Task prompt:
In the following material, identify every line holding the string "IfcConnectionTypeEnum" and return it.

The records:

_ _ _ _ _ _ _

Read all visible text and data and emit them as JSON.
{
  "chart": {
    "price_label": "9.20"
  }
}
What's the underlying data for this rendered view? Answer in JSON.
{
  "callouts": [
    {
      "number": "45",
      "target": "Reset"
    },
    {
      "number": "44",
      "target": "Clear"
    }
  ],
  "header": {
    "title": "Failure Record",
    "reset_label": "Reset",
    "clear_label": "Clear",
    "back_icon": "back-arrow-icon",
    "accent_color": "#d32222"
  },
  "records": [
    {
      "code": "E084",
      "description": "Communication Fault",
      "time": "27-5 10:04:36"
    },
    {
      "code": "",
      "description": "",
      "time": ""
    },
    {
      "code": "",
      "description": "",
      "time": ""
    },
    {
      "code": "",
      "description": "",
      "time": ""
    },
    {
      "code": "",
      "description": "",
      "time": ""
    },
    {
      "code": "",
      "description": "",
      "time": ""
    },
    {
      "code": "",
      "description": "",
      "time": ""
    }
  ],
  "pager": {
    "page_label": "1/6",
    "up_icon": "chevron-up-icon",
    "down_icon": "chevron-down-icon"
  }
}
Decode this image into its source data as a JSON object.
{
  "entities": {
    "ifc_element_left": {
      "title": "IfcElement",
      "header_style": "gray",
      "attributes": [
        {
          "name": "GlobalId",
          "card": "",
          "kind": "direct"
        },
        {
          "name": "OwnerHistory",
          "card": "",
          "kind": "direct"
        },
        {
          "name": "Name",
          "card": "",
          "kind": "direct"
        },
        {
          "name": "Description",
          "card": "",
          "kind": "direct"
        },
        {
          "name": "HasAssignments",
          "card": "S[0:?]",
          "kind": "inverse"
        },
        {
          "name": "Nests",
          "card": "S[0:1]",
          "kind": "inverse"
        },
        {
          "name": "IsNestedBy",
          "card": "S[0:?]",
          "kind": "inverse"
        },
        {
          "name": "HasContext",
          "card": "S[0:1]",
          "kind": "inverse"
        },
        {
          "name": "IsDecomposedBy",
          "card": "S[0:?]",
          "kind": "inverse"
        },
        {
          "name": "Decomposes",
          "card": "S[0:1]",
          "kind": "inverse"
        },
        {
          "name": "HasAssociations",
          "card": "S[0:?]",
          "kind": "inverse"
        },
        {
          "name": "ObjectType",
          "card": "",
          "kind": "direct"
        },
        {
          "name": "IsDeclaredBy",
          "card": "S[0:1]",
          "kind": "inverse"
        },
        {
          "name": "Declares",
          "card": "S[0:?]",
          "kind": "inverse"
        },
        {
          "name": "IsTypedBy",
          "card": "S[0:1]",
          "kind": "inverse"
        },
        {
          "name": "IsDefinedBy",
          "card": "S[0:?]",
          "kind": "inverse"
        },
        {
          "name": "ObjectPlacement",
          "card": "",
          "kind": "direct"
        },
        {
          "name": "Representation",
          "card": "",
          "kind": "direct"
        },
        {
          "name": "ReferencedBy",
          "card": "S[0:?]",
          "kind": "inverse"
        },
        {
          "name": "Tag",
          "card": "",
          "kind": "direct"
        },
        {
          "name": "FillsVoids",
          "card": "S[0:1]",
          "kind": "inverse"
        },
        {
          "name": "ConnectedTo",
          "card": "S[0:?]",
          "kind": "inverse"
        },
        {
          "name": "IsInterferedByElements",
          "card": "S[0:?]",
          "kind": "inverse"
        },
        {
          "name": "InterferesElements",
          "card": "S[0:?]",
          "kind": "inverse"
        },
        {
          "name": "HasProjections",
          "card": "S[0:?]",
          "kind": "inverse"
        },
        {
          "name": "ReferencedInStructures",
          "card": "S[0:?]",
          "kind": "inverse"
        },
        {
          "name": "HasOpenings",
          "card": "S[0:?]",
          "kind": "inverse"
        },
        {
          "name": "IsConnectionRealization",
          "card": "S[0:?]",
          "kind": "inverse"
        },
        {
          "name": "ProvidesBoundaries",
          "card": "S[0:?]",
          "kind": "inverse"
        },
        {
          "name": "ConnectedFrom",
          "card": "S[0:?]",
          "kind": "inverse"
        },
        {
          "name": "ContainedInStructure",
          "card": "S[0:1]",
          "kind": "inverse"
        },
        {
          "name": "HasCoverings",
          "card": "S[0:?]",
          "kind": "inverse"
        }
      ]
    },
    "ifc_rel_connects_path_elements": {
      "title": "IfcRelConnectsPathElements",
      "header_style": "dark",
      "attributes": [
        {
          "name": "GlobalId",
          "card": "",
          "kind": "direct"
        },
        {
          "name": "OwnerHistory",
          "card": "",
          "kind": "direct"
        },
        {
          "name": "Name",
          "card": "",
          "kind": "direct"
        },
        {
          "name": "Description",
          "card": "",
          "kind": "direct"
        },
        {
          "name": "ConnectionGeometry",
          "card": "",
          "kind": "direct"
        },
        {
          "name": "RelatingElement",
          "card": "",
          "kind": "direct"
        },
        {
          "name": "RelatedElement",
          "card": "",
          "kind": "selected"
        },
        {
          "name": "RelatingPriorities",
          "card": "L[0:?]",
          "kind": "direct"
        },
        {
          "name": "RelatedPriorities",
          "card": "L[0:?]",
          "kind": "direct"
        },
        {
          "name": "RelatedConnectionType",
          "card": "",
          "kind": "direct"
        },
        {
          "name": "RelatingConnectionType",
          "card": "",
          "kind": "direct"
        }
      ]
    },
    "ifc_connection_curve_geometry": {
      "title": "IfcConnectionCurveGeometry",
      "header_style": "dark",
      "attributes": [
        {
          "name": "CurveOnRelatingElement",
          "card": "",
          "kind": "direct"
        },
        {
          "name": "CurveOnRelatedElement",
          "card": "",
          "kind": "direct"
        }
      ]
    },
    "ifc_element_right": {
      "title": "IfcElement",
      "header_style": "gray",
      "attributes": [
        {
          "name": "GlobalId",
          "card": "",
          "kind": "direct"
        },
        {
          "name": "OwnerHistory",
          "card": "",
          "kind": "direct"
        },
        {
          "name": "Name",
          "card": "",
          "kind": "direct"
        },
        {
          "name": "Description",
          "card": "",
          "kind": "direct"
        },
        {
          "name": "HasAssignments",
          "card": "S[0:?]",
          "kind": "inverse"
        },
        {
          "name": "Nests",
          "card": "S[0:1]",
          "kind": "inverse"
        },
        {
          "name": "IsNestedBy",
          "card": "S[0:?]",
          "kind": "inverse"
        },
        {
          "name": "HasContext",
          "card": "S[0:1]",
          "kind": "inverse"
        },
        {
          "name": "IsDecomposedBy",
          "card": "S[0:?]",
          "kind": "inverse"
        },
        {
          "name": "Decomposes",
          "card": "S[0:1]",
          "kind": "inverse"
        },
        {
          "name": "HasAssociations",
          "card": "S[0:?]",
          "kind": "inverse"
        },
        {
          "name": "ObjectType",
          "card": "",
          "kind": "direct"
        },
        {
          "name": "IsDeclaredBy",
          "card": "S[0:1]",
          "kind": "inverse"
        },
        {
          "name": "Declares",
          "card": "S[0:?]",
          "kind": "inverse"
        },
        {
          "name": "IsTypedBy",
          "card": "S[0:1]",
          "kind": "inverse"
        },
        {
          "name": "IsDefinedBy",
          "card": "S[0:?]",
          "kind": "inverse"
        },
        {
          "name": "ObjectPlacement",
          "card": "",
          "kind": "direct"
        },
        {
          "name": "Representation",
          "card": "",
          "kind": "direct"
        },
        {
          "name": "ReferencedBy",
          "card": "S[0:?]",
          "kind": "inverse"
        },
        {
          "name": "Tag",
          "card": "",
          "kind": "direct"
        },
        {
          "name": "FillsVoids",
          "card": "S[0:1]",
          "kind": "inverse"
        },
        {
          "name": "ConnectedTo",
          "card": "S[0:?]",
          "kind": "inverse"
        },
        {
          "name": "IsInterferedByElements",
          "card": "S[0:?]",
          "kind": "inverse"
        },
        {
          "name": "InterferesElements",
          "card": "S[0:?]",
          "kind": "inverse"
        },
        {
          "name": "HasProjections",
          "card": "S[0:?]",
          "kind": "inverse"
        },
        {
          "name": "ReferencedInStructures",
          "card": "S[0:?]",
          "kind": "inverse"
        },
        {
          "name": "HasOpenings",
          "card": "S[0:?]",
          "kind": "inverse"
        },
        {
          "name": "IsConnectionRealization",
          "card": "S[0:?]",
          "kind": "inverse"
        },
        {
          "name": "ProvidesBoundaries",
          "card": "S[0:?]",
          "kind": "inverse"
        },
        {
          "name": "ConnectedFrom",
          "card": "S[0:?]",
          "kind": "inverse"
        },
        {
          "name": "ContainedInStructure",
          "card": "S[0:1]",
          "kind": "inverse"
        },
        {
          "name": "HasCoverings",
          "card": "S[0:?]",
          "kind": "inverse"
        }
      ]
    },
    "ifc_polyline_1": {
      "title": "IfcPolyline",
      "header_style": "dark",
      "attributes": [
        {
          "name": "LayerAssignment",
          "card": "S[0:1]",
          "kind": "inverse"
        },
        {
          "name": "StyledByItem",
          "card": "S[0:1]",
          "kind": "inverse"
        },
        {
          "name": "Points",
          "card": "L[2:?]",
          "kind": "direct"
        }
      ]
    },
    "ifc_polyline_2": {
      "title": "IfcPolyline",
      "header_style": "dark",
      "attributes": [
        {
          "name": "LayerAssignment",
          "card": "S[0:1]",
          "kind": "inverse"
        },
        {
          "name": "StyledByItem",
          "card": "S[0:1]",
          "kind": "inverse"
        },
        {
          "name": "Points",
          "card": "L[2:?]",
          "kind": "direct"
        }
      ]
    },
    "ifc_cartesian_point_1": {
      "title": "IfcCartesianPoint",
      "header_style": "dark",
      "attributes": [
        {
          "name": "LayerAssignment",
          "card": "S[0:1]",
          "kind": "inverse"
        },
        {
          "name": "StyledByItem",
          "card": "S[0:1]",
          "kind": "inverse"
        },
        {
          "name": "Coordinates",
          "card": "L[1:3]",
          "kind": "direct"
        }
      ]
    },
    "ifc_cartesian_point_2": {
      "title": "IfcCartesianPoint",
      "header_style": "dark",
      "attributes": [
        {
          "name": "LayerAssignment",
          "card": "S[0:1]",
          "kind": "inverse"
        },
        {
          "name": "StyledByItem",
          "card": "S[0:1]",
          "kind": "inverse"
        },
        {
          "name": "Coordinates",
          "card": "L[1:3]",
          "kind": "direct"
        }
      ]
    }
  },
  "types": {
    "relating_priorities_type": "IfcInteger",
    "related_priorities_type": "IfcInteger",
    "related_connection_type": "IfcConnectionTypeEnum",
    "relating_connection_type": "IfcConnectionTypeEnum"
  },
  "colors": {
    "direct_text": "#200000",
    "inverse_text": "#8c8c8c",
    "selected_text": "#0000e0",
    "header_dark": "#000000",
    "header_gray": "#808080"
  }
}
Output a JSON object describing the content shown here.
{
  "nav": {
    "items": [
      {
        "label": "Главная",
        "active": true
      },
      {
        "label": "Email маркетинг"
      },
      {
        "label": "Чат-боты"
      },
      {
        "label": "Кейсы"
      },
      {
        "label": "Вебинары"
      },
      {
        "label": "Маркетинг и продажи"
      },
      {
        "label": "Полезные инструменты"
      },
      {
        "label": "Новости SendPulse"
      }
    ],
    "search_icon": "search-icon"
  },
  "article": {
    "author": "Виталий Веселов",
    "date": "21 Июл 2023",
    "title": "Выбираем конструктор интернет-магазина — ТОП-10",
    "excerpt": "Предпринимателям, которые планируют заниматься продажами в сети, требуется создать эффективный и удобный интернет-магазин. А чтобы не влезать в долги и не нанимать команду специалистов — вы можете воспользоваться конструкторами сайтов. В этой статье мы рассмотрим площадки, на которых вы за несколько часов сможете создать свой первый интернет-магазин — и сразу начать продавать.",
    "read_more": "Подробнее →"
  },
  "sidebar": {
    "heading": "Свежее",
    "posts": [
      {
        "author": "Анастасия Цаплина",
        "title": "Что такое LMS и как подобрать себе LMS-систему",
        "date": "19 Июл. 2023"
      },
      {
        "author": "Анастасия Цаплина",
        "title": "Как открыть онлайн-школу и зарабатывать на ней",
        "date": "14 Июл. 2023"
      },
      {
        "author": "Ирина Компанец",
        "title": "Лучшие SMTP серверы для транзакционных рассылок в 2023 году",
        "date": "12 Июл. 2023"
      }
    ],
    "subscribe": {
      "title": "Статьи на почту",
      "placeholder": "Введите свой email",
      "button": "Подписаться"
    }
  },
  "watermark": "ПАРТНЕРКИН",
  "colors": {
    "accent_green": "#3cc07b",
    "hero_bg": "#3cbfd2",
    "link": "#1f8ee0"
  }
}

_ _ _ _ _ _ _

Response to this task:
    "related_connection_type": "IfcConnectionTypeEnum",
    "relating_connection_type": "IfcConnectionTypeEnum"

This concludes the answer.